**** Record extracts

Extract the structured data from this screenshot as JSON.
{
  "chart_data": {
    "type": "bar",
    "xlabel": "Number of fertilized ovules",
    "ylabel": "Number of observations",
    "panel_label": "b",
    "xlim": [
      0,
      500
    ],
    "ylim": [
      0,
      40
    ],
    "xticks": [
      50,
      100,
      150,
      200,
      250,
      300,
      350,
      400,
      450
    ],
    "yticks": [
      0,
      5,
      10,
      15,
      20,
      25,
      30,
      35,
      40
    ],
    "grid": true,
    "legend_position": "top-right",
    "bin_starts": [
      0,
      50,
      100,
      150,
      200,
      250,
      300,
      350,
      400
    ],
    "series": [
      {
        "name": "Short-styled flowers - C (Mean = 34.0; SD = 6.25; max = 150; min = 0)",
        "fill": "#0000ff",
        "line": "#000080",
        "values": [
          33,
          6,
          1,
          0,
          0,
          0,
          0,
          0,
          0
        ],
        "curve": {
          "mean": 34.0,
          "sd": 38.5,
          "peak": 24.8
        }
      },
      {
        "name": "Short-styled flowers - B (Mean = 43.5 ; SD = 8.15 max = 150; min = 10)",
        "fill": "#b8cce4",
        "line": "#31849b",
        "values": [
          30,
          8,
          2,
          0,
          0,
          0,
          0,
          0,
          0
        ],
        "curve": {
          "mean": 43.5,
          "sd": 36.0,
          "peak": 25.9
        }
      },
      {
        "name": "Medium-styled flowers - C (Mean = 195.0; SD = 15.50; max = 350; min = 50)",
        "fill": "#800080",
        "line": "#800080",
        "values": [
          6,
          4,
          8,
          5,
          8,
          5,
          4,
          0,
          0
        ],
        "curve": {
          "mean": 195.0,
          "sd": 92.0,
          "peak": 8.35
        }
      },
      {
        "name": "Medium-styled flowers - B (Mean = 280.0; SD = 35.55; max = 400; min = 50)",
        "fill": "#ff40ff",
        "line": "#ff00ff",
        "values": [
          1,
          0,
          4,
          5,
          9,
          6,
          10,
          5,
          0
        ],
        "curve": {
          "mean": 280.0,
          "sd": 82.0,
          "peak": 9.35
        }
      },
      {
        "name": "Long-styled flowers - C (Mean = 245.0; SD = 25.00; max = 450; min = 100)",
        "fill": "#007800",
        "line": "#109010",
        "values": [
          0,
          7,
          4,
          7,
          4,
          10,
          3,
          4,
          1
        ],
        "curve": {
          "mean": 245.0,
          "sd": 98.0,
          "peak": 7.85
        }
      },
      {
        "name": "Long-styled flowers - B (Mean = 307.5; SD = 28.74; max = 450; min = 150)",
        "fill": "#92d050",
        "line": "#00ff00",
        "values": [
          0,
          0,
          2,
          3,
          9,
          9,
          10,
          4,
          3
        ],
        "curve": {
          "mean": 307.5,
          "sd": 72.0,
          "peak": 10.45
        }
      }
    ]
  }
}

********
**** Record extracts

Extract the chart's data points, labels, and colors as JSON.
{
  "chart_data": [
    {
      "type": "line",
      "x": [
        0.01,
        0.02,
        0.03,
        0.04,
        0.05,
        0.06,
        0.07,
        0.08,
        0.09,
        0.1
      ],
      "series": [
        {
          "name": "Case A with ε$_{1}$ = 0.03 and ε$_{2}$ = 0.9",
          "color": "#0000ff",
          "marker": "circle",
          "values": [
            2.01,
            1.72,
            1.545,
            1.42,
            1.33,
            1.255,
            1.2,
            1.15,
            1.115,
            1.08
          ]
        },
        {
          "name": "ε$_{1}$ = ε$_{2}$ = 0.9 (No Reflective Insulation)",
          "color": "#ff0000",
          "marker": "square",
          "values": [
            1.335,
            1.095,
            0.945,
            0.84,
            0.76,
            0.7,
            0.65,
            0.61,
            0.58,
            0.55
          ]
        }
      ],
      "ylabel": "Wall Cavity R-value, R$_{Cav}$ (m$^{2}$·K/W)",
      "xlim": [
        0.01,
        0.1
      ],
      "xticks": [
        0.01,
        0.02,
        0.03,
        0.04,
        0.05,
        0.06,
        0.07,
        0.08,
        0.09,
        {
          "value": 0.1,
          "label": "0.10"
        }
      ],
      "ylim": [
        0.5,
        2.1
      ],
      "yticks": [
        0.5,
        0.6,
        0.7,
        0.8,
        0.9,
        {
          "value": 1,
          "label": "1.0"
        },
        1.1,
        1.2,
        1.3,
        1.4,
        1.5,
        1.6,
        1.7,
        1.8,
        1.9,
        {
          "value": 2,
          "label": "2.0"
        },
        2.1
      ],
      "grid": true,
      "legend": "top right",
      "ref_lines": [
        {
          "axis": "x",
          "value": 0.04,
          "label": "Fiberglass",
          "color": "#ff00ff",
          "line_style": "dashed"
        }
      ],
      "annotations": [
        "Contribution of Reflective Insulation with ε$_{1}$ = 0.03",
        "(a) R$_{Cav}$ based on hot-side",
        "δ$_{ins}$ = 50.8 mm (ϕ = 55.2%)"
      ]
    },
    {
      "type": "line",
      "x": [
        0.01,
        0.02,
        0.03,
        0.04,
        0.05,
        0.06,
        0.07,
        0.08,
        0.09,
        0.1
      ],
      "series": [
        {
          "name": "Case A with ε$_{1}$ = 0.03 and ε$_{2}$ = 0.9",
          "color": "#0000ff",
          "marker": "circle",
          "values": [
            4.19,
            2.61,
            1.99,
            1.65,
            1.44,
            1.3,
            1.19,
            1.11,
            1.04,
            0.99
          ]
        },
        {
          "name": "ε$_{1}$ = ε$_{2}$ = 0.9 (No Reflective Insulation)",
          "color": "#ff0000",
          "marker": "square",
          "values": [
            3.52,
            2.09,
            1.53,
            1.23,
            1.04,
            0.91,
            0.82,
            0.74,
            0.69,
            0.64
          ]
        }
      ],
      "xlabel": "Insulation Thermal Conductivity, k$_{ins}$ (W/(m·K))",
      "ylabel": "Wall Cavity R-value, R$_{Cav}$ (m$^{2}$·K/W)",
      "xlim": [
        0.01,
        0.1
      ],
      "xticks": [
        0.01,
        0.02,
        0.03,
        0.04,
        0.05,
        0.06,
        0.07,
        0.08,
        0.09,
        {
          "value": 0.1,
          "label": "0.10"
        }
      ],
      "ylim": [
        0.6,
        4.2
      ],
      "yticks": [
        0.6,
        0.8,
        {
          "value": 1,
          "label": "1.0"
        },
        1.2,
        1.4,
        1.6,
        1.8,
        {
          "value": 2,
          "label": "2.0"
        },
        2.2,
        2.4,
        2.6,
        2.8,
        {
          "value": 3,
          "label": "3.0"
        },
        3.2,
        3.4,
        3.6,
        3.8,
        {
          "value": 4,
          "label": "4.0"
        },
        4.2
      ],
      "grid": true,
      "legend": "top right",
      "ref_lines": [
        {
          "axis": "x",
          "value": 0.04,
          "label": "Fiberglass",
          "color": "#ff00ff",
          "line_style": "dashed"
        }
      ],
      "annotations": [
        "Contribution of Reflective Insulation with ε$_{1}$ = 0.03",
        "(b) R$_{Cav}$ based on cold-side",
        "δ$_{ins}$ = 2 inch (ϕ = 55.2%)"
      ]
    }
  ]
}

********

Description of the task:
Copy out the lines in which the string "Number" appears.

Exercise output:
    "xlabel": "Number of fertilized ovules",
    "ylabel": "Number of observations",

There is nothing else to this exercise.